▶ _Source document_:
== Segment start ==

Literature DB >> 10917116

The efficacy of preoperative endoscopic retrograde cholangiopancreatography in the detection and clearance of choledocholithiasis.

E W Taylor1, U Rajgopal, J Festekjian.   

Abstract

BACKGROUND AND OBJECTIVES: Endoscopic retrograde cholangiopancreaticography has been reported to have a high success rate in the detection and treatment of choledocholithiasis. Although there is growing enthusiasm for laparoscopic common bile duct clearance, many patients who present with gallbladder disease and suspected choledocholithiasis have endoscopic retrograde cholangiopancreatography performed with choledocholithiasis cleared if detected. These patients are then referred for laparoscopic cholecystectomy. The purpose of this study is to determine the efficacy of preoperative endoscopic retrograde cholangiopancreatography in the diagnosis and clearance of bile duct stones at our institution.
METHODS: A retrospective review was performed of all patients at this institution who underwent preoperative endoscopic retrograde cholangiopancreatography for suspected choledocholithiasis followed by laparoscopic cholecystectomy from January 1997 through July 1998.

== Segment end ==

▶ _Work task 1_:
Return the part of the choledocholithiasis abstract from "Literature DB >>" down to "Rajgopal, J Festekjian.", copied word for word.
▶ _Work task 2_:
Resume the abstract on preoperative endoscopic retrograde cholangiopancreatography, picking up right after its last sentence.

▶ _Records from a collection_:
== Segment start ==

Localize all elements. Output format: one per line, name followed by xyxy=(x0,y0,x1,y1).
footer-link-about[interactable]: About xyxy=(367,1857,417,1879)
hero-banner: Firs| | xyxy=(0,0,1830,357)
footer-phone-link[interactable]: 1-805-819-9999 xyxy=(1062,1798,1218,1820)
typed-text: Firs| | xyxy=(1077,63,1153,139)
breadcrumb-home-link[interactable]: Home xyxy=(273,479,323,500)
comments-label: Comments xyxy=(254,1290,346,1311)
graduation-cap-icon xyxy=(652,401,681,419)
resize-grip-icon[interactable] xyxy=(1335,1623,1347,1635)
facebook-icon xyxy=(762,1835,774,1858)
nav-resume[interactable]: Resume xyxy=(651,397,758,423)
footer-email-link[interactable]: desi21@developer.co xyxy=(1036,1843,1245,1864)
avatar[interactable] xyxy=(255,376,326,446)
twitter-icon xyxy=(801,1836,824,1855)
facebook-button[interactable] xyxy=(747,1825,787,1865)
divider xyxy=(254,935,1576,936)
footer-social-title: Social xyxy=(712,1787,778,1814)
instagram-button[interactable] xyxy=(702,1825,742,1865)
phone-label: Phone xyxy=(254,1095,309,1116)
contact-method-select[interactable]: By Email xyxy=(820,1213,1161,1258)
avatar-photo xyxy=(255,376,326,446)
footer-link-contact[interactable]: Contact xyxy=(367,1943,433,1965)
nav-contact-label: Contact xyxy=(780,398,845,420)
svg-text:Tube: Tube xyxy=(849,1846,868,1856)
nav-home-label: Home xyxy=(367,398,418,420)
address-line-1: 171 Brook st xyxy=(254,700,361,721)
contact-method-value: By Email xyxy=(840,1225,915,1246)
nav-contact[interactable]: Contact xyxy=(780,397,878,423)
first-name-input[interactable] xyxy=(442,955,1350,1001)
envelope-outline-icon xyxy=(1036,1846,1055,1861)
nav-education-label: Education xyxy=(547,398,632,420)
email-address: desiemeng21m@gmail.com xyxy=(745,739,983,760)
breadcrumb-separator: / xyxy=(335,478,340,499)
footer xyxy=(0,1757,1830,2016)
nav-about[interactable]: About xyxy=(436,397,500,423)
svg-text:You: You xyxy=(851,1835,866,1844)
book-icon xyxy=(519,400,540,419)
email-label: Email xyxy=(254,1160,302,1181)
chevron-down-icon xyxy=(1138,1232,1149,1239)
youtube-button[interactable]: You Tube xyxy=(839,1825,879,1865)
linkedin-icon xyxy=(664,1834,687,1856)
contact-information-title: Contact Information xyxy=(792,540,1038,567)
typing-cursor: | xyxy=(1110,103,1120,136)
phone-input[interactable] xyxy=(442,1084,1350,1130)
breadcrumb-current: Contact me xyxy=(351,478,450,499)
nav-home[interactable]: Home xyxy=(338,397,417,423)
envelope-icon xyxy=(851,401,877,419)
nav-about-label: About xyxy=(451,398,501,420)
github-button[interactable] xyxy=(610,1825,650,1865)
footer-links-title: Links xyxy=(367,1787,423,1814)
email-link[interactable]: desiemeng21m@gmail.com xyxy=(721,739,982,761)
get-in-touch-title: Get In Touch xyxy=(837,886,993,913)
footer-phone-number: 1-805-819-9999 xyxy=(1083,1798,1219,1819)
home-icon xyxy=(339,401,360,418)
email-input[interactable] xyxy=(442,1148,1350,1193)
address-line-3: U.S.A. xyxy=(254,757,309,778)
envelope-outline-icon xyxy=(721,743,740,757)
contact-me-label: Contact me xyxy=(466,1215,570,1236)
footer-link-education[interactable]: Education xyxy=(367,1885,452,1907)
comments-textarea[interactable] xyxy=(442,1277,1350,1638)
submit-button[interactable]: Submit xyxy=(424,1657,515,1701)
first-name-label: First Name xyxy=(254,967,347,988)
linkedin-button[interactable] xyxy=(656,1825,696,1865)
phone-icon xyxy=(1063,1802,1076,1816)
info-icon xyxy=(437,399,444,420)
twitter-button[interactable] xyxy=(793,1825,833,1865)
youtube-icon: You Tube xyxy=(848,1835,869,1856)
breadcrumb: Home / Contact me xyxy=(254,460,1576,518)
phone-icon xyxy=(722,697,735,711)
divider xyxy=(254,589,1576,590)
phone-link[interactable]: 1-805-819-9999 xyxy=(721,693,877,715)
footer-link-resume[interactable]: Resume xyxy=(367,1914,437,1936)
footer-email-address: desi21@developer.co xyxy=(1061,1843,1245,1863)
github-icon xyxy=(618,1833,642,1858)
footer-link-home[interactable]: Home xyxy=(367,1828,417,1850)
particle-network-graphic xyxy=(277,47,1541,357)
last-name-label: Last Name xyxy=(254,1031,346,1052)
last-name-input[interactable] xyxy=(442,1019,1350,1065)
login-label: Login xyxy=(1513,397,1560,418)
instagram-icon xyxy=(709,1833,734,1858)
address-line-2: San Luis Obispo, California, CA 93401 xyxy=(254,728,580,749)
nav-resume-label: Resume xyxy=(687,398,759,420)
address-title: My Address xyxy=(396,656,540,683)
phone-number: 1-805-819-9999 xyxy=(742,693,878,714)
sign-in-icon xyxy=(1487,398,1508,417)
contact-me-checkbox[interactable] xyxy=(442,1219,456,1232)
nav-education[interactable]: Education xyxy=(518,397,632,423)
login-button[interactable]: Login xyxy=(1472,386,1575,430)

== Segment end ==

▶ _Answer space 1_:
Literature DB >> 10917116

The efficacy of preoperative endoscopic retrograde cholangiopancreatography in the detection and clearance of choledocholithiasis.

E W Taylor1, U Rajgopal, J Festekjian.

▶ _Answer space 2_:
RESULTS: Common bile duct stones were detected endoscopically in 12 of 17 (71%) patients. We found serum bilirubin level to be the best predictor of choledocholithiasis. In 12 of 12 procedures, the endoscopist performed an endoscopic sphincterotomy with stone extraction and reported a fully cleared common bile duct. Intraoperative cholangiogram performed during subsequent cholecystectomy revealed choledocholithiasis in 4 of these 12 patients. Laparoscopic techniques successfully cleared the choledocholithiasis in 3 of these patients with open techniques necessary in the fourth.
CONCLUSIONS: Our data suggests that even after presumed successful endoscopic clearance of the bile duct stones, many patients (33% in our series) still have choledocholithiasis present at the time of cholecystectomy. We recommend intraoperative cholangiography at the time of cholecystectomy even after presumed successful endoscopic retrograde cholangiopancreatography with further intervention, preferably laparoscopic, to clear the choledocholithiasis as deemed necessary.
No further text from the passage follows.